=== Input rows ===
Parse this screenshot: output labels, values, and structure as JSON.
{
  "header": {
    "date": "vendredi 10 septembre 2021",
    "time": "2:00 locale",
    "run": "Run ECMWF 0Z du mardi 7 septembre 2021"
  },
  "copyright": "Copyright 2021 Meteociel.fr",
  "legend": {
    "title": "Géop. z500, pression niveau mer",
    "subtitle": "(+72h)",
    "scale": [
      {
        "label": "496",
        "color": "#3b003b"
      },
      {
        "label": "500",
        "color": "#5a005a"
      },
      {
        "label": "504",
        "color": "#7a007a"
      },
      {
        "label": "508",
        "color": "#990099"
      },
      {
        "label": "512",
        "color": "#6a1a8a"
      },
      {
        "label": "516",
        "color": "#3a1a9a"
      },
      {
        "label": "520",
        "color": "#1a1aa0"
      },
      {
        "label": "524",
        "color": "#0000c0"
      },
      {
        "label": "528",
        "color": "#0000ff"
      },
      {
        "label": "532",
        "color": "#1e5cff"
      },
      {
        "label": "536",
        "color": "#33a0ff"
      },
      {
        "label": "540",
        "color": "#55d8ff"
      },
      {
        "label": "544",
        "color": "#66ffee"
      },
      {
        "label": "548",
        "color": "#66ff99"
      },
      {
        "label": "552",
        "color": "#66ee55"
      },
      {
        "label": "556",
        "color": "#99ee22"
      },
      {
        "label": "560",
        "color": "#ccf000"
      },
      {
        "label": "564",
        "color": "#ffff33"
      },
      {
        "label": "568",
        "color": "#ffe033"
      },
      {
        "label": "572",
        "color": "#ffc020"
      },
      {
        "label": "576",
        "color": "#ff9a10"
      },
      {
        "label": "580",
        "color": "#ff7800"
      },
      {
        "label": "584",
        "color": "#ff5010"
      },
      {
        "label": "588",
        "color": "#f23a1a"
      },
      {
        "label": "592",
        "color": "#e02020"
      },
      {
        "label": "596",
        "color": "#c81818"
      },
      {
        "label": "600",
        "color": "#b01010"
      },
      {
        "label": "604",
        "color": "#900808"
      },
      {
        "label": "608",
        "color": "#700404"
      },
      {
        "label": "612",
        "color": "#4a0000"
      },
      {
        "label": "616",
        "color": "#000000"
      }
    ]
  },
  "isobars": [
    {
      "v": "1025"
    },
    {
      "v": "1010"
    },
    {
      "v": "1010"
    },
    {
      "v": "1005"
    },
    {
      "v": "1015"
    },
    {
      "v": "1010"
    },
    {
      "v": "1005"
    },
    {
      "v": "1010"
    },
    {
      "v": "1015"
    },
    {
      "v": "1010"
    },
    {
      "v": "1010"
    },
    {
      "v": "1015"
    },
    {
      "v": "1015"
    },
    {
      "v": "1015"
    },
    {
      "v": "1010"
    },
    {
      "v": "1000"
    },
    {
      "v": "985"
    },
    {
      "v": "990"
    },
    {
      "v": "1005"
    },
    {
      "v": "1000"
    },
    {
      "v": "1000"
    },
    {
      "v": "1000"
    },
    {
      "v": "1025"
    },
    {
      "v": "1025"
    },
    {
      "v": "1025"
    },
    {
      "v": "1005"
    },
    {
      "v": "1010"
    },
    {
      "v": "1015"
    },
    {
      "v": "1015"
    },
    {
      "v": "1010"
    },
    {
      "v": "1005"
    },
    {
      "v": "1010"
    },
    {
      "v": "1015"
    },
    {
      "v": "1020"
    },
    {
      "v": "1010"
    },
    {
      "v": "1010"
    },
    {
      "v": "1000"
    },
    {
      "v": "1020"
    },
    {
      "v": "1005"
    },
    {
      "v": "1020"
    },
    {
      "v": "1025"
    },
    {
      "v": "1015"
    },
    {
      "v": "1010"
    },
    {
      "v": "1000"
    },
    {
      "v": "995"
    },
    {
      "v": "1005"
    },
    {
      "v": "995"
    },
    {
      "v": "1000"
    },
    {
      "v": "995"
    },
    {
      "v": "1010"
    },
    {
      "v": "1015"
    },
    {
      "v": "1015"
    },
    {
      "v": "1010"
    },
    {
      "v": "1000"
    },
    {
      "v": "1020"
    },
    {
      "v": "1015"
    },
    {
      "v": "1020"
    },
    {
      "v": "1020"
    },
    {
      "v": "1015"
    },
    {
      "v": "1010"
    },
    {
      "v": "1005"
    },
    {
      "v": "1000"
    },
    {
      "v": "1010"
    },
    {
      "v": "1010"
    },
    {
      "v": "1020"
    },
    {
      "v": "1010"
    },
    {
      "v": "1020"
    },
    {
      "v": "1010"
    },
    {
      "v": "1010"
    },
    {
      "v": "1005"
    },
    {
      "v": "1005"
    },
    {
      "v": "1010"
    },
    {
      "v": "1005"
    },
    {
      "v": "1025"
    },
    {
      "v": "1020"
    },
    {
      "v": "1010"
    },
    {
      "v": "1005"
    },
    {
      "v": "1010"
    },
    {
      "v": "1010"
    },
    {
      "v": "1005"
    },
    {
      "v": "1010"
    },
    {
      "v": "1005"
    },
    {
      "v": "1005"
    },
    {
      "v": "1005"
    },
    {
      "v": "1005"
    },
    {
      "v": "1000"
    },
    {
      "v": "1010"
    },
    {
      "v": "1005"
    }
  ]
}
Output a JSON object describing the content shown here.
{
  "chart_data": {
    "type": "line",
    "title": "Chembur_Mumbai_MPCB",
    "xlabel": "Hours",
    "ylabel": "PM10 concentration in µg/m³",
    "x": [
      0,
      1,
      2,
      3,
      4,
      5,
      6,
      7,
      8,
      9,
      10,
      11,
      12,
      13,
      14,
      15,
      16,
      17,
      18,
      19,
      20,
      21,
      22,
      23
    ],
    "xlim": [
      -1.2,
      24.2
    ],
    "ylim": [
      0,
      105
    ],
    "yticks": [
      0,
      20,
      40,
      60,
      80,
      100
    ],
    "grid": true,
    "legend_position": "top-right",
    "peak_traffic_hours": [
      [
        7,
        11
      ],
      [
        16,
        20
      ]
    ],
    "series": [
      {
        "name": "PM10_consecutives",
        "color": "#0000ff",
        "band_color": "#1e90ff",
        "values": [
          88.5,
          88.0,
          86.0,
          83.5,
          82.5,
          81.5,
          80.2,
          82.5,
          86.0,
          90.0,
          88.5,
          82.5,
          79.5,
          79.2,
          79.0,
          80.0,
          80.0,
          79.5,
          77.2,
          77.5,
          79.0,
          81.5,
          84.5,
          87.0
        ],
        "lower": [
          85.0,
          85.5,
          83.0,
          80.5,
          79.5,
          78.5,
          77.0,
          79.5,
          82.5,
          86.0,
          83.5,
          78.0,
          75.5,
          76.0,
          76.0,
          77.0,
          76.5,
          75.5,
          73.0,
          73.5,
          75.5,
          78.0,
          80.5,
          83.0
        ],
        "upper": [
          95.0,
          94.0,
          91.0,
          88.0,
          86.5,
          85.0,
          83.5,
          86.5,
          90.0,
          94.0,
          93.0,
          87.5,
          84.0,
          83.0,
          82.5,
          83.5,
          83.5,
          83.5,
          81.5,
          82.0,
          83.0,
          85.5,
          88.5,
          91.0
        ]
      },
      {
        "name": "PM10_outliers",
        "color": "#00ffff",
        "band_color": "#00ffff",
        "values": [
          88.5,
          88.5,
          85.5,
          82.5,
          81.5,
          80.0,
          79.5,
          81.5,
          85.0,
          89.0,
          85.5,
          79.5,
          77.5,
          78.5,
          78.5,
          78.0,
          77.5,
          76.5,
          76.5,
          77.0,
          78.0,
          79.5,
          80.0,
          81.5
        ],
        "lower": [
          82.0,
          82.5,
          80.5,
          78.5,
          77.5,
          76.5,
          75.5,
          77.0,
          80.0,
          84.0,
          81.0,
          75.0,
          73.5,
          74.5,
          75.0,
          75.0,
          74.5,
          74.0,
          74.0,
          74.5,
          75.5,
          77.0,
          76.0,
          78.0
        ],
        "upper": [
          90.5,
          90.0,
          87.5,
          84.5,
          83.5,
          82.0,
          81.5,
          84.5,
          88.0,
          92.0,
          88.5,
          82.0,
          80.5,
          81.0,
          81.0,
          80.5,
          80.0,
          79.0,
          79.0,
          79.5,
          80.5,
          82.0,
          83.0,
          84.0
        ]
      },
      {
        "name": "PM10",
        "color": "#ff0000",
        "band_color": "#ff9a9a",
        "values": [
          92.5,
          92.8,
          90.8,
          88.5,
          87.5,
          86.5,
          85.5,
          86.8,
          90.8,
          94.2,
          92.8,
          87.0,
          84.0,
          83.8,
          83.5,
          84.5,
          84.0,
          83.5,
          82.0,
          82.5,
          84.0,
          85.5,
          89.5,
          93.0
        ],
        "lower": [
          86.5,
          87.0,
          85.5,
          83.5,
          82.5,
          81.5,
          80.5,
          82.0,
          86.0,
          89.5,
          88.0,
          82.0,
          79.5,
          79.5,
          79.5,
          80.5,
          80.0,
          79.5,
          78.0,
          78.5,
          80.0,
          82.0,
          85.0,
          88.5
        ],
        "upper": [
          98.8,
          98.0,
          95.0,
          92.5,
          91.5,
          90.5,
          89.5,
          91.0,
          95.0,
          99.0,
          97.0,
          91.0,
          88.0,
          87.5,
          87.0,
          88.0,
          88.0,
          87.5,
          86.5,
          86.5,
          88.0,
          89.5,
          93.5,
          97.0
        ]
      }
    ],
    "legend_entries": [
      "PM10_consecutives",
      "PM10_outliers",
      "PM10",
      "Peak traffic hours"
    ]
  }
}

=== What you need to do ===
What is the number of lines above that contain "name"? Answer with that number only.

=== Exercise result ===
3